======== SUPPLIED ENTRIES
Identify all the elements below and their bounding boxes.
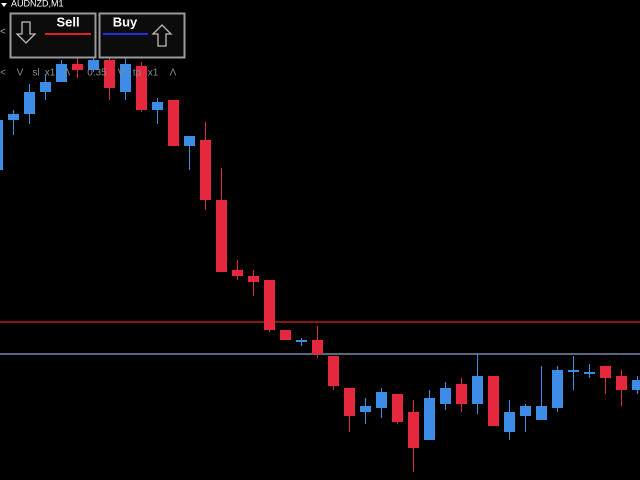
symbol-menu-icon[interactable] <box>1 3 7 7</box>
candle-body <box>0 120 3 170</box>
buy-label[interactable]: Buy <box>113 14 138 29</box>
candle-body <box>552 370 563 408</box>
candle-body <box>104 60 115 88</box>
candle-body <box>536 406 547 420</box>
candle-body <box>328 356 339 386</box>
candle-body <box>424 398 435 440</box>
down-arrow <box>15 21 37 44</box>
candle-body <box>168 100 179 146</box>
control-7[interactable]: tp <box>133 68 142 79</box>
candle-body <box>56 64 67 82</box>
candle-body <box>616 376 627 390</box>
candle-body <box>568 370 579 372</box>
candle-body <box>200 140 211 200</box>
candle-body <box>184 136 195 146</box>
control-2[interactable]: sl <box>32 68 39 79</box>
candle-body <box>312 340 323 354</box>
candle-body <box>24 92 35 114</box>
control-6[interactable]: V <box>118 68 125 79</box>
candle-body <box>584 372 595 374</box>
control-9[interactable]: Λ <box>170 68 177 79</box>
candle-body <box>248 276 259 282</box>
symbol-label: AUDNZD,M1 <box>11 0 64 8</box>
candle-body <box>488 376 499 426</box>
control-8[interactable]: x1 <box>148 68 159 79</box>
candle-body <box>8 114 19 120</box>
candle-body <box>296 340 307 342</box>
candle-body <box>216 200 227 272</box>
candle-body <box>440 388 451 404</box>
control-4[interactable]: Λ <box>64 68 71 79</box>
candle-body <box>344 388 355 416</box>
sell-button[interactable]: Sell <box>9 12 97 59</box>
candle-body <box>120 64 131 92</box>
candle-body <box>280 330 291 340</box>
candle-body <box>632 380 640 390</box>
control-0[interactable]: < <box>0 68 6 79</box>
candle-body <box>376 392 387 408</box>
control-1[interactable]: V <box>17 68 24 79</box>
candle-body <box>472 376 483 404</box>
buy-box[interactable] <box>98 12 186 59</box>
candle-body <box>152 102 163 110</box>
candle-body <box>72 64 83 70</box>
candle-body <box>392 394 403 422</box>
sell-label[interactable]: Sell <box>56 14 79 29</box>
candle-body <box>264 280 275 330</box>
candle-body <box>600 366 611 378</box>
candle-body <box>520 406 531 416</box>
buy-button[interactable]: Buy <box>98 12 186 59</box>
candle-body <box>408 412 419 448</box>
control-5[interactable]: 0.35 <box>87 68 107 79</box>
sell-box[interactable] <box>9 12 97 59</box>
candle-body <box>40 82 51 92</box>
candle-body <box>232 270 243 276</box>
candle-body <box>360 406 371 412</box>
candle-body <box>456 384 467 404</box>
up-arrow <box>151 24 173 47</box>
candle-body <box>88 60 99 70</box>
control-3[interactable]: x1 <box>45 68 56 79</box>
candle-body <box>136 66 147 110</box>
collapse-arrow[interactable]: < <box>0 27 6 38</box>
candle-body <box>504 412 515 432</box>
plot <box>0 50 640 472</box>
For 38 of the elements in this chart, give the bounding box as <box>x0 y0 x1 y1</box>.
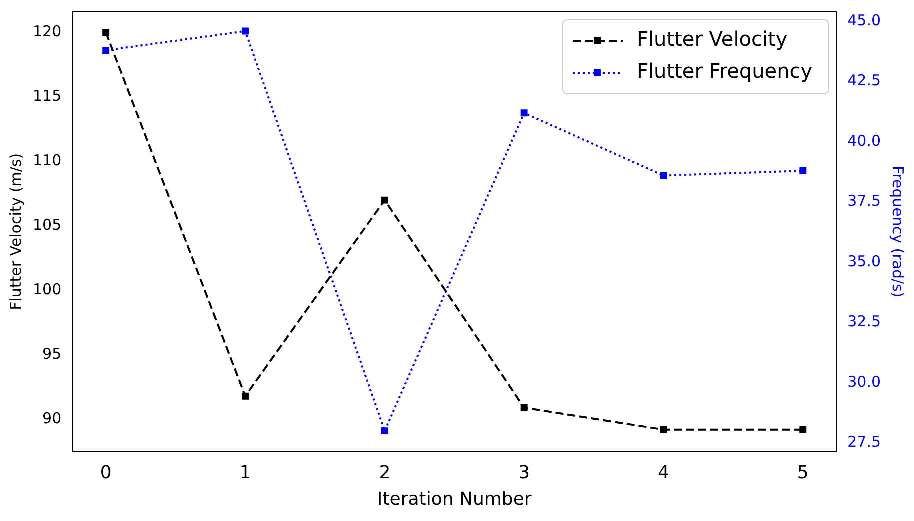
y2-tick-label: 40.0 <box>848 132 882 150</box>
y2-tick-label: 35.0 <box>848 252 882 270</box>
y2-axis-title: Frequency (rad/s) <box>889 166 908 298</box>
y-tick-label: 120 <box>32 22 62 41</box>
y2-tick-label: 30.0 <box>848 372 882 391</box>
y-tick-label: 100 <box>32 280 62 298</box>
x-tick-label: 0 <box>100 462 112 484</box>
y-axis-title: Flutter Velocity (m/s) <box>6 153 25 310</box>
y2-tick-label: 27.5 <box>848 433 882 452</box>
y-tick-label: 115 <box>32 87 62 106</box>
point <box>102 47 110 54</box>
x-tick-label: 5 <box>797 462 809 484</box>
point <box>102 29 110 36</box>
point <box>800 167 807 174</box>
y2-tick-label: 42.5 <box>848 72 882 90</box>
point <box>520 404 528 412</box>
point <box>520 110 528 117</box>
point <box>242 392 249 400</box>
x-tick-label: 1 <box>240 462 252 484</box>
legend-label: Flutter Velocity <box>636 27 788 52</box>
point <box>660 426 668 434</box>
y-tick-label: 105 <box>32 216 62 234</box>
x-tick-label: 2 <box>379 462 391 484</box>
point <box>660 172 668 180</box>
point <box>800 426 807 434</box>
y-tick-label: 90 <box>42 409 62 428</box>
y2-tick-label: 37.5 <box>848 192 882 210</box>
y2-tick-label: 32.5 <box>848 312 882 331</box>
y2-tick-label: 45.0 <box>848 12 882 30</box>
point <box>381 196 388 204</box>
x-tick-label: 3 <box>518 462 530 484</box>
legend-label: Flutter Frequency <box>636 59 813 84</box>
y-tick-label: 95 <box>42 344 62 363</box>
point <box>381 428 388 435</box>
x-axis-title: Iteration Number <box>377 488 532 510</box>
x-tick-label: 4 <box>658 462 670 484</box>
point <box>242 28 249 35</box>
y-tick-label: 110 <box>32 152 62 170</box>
================
[WHAT IS BEING ASKED]
Render the lines of the material as a Markdown table with the columns Row and Line, beginning with the line that contains "y2-tick-label: 40.0 <box>848" and continuing through the last line of the material. Number each line in the Row column, and leave out any blank lines.

[TASK ANSWER]
| Row | Line |
|---|---|
| 1 | y2-tick-label: 40.0 <box>848 132 882 150</box> |
| 2 | y2-tick-label: 35.0 <box>848 252 882 270</box> |
| 3 | y2-axis-title: Frequency (rad/s) <box>889 166 908 298</box> |
| 4 | y-tick-label: 120 <box>32 22 62 41</box> |
| 5 | y2-tick-label: 30.0 <box>848 372 882 391</box> |
| 6 | y-tick-label: 100 <box>32 280 62 298</box> |
| 7 | x-tick-label: 0 <box>100 462 112 484</box> |
| 8 | y-axis-title: Flutter Velocity (m/s) <box>6 153 25 310</box> |
| 9 | y2-tick-label: 27.5 <box>848 433 882 452</box> |
| 10 | y-tick-label: 115 <box>32 87 62 106</box> |
| 11 | point <box>102 47 110 54</box> |
| 12 | x-tick-label: 5 <box>797 462 809 484</box> |
| 13 | point <box>102 29 110 36</box> |
| 14 | point <box>800 167 807 174</box> |
| 15 | y2-tick-label: 42.5 <box>848 72 882 90</box> |
| 16 | point <box>520 404 528 412</box> |
| 17 | point <box>520 110 528 117</box> |
| 18 | point <box>242 392 249 400</box> |
| 19 | x-tick-label: 1 <box>240 462 252 484</box> |
| 20 | legend-label: Flutter Velocity <box>636 27 788 52</box> |
| 21 | point <box>660 426 668 434</box> |
| 22 | y-tick-label: 105 <box>32 216 62 234</box> |
| 23 | x-tick-label: 2 <box>379 462 391 484</box> |
| 24 | point <box>660 172 668 180</box> |
| 25 | point <box>800 426 807 434</box> |
| 26 | y-tick-label: 90 <box>42 409 62 428</box> |
| 27 | y2-tick-label: 37.5 <box>848 192 882 210</box> |
| 28 | y2-tick-label: 32.5 <box>848 312 882 331</box> |
| 29 | y2-tick-label: 45.0 <box>848 12 882 30</box> |
| 30 | point <box>381 196 388 204</box> |
| 31 | x-tick-label: 3 <box>518 462 530 484</box> |
| 32 | legend-label: Flutter Frequency <box>636 59 813 84</box> |
| 33 | y-tick-label: 95 <box>42 344 62 363</box> |
| 34 | point <box>381 428 388 435</box> |
| 35 | x-axis-title: Iteration Number <box>377 488 532 510</box> |
| 36 | x-tick-label: 4 <box>658 462 670 484</box> |
| 37 | point <box>242 28 249 35</box> |
| 38 | y-tick-label: 110 <box>32 152 62 170</box> |